__EXERCISE OBJECTIVE__: Search the material for the word "title" and report each line where it turns up.

○ ○ ○ ○ ○

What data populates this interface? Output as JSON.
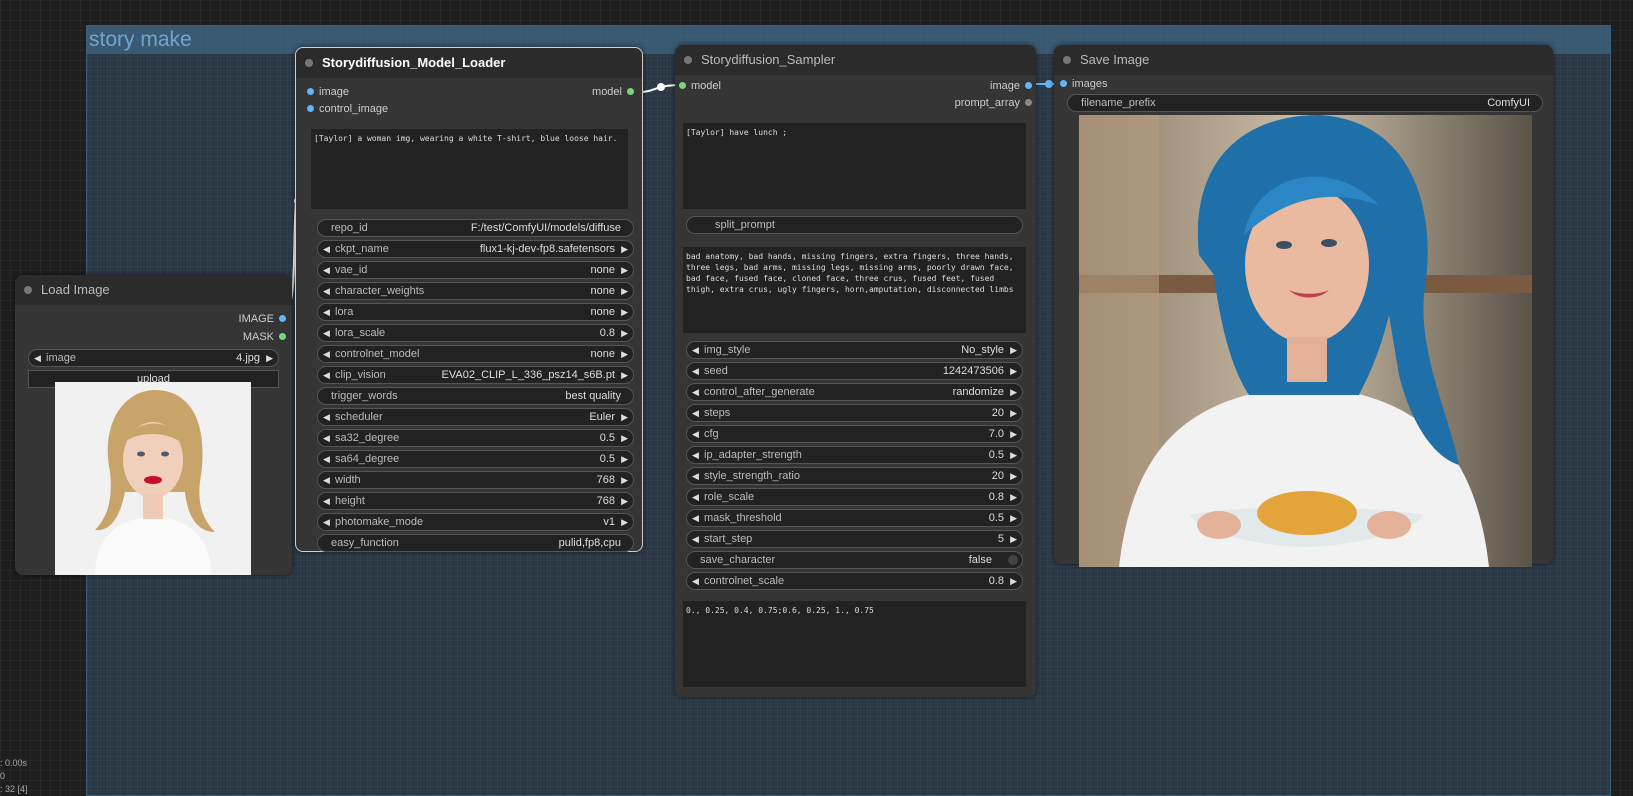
{
  "group": {
    "title": "story make"
  },
  "load_image": {
    "title": "Load Image",
    "outputs": [
      "IMAGE",
      "MASK"
    ],
    "image_widget": {
      "label": "image",
      "value": "4.jpg"
    },
    "upload_label": "upload",
    "preview": "portrait-woman-blonde"
  },
  "model_loader": {
    "title": "Storydiffusion_Model_Loader",
    "inputs": [
      "image",
      "control_image"
    ],
    "output": "model",
    "prompt": "[Taylor] a woman img, wearing a white T-shirt, blue loose hair.",
    "widgets": [
      {
        "label": "repo_id",
        "value": "F:/test/ComfyUI/models/diffuse",
        "arrows": false
      },
      {
        "label": "ckpt_name",
        "value": "flux1-kj-dev-fp8.safetensors",
        "arrows": true
      },
      {
        "label": "vae_id",
        "value": "none",
        "arrows": true
      },
      {
        "label": "character_weights",
        "value": "none",
        "arrows": true
      },
      {
        "label": "lora",
        "value": "none",
        "arrows": true
      },
      {
        "label": "lora_scale",
        "value": "0.8",
        "arrows": true
      },
      {
        "label": "controlnet_model",
        "value": "none",
        "arrows": true
      },
      {
        "label": "clip_vision",
        "value": "EVA02_CLIP_L_336_psz14_s6B.pt",
        "arrows": true
      },
      {
        "label": "trigger_words",
        "value": "best quality",
        "arrows": false
      },
      {
        "label": "scheduler",
        "value": "Euler",
        "arrows": true
      },
      {
        "label": "sa32_degree",
        "value": "0.5",
        "arrows": true
      },
      {
        "label": "sa64_degree",
        "value": "0.5",
        "arrows": true
      },
      {
        "label": "width",
        "value": "768",
        "arrows": true
      },
      {
        "label": "height",
        "value": "768",
        "arrows": true
      },
      {
        "label": "photomake_mode",
        "value": "v1",
        "arrows": true
      },
      {
        "label": "easy_function",
        "value": "pulid,fp8,cpu",
        "arrows": false
      }
    ]
  },
  "sampler": {
    "title": "Storydiffusion_Sampler",
    "input": "model",
    "outputs": [
      "image",
      "prompt_array"
    ],
    "prompt": "[Taylor] have lunch ;",
    "split_prompt": "split_prompt",
    "negative_prompt": "bad anatomy, bad hands, missing fingers, extra fingers, three hands, three legs, bad arms, missing legs, missing arms, poorly drawn face, bad face, fused face, cloned face, three crus, fused feet, fused thigh, extra crus, ugly fingers, horn,amputation, disconnected limbs",
    "widgets": [
      {
        "label": "img_style",
        "value": "No_style",
        "type": "arrows"
      },
      {
        "label": "seed",
        "value": "1242473506",
        "type": "arrows"
      },
      {
        "label": "control_after_generate",
        "value": "randomize",
        "type": "arrows"
      },
      {
        "label": "steps",
        "value": "20",
        "type": "arrows"
      },
      {
        "label": "cfg",
        "value": "7.0",
        "type": "arrows"
      },
      {
        "label": "ip_adapter_strength",
        "value": "0.5",
        "type": "arrows"
      },
      {
        "label": "style_strength_ratio",
        "value": "20",
        "type": "arrows"
      },
      {
        "label": "role_scale",
        "value": "0.8",
        "type": "arrows"
      },
      {
        "label": "mask_threshold",
        "value": "0.5",
        "type": "arrows"
      },
      {
        "label": "start_step",
        "value": "5",
        "type": "arrows"
      },
      {
        "label": "save_character",
        "value": "false",
        "type": "toggle"
      },
      {
        "label": "controlnet_scale",
        "value": "0.8",
        "type": "arrows"
      }
    ],
    "guidance_list": "0., 0.25, 0.4, 0.75;0.6, 0.25, 1., 0.75"
  },
  "save_image": {
    "title": "Save Image",
    "input": "images",
    "filename_prefix": {
      "label": "filename_prefix",
      "value": "ComfyUI"
    },
    "preview": "woman-blue-hair-holding-plate"
  },
  "stats": [
    ": 0.00s",
    "0",
    ": 32 [4]"
  ],
  "colors": {
    "image_slot": "#64b5f6",
    "model_slot": "#7bd47b",
    "group_bg": "#3c5f7d"
  }
}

○ ○ ○ ○ ○

__SOLUTION TO THE PROBLEM__:
    "title": "story make"
    "title": "Load Image",
    "title": "Storydiffusion_Model_Loader",
    "title": "Storydiffusion_Sampler",
    "title": "Save Image",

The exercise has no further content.